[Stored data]
━━━━

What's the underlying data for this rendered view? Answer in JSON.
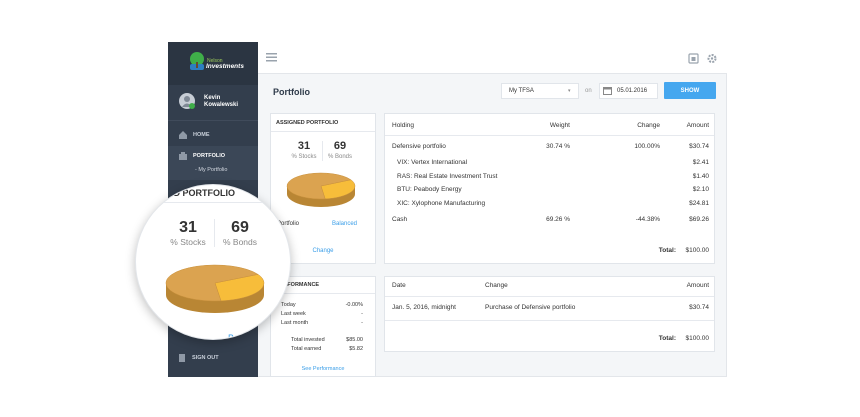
{
  "sidebar": {
    "brand_top": "Nelson",
    "brand": "Investments",
    "user_first": "Kevin",
    "user_last": "Kowalewski",
    "nav": [
      "HOME",
      "PORTFOLIO",
      "- My Portfolio",
      "SIGN OUT"
    ]
  },
  "header": {
    "title": "Portfolio",
    "account": "My TFSA",
    "on": "on",
    "date": "05.01.2016",
    "button": "SHOW"
  },
  "assigned": {
    "title": "ASSIGNED PORTFOLIO",
    "stocks": 31,
    "stocks_label": "% Stocks",
    "bonds": 69,
    "bonds_label": "% Bonds",
    "portfolio_label": "Portfolio",
    "portfolio_value": "Balanced",
    "change": "Change"
  },
  "performance": {
    "title": "PERFORMANCE",
    "rows": [
      [
        "Today",
        "-0.00%"
      ],
      [
        "Last week",
        "-"
      ],
      [
        "Last month",
        "-"
      ]
    ],
    "totals": [
      [
        "Total invested",
        "$85.00"
      ],
      [
        "Total earned",
        "$5.82"
      ]
    ],
    "link": "See Performance"
  },
  "holdings": {
    "columns": [
      "Holding",
      "Weight",
      "Change",
      "Amount"
    ],
    "rows": [
      {
        "name": "Defensive portfolio",
        "weight": "30.74 %",
        "change": "100.00%",
        "amount": "$30.74"
      },
      {
        "name": "VIX: Vertex International",
        "amount": "$2.41"
      },
      {
        "name": "RAS: Real Estate Investment Trust",
        "amount": "$1.40"
      },
      {
        "name": "BTU: Peabody Energy",
        "amount": "$2.10"
      },
      {
        "name": "XIC: Xylophone Manufacturing",
        "amount": "$24.81"
      },
      {
        "name": "Cash",
        "weight": "69.26 %",
        "change": "-44.38%",
        "amount": "$69.26"
      }
    ],
    "total_label": "Total:",
    "total": "$100.00"
  },
  "transactions": {
    "columns": [
      "Date",
      "Change",
      "Amount"
    ],
    "rows": [
      [
        "Jan. 5, 2016, midnight",
        "Purchase of Defensive portfolio",
        "$30.74"
      ]
    ],
    "total_label": "Total:",
    "total": "$100.00"
  }
}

━━━━

Every record must be copied exactly, with the pictures left out.

What's the underlying data for this rendered view? Answer in JSON.
{
  "sidebar": {
    "brand_top": "Nelson",
    "brand": "Investments",
    "user_first": "Kevin",
    "user_last": "Kowalewski",
    "nav": [
      "HOME",
      "PORTFOLIO",
      "- My Portfolio",
      "SIGN OUT"
    ]
  },
  "header": {
    "title": "Portfolio",
    "account": "My TFSA",
    "on": "on",
    "date": "05.01.2016",
    "button": "SHOW"
  },
  "assigned": {
    "title": "ASSIGNED PORTFOLIO",
    "stocks": 31,
    "stocks_label": "% Stocks",
    "bonds": 69,
    "bonds_label": "% Bonds",
    "portfolio_label": "Portfolio",
    "portfolio_value": "Balanced",
    "change": "Change"
  },
  "performance": {
    "title": "PERFORMANCE",
    "rows": [
      [
        "Today",
        "-0.00%"
      ],
      [
        "Last week",
        "-"
      ],
      [
        "Last month",
        "-"
      ]
    ],
    "totals": [
      [
        "Total invested",
        "$85.00"
      ],
      [
        "Total earned",
        "$5.82"
      ]
    ],
    "link": "See Performance"
  },
  "holdings": {
    "columns": [
      "Holding",
      "Weight",
      "Change",
      "Amount"
    ],
    "rows": [
      {
        "name": "Defensive portfolio",
        "weight": "30.74 %",
        "change": "100.00%",
        "amount": "$30.74"
      },
      {
        "name": "VIX: Vertex International",
        "amount": "$2.41"
      },
      {
        "name": "RAS: Real Estate Investment Trust",
        "amount": "$1.40"
      },
      {
        "name": "BTU: Peabody Energy",
        "amount": "$2.10"
      },
      {
        "name": "XIC: Xylophone Manufacturing",
        "amount": "$24.81"
      },
      {
        "name": "Cash",
        "weight": "69.26 %",
        "change": "-44.38%",
        "amount": "$69.26"
      }
    ],
    "total_label": "Total:",
    "total": "$100.00"
  },
  "transactions": {
    "columns": [
      "Date",
      "Change",
      "Amount"
    ],
    "rows": [
      [
        "Jan. 5, 2016, midnight",
        "Purchase of Defensive portfolio",
        "$30.74"
      ]
    ],
    "total_label": "Total:",
    "total": "$100.00"
  }
}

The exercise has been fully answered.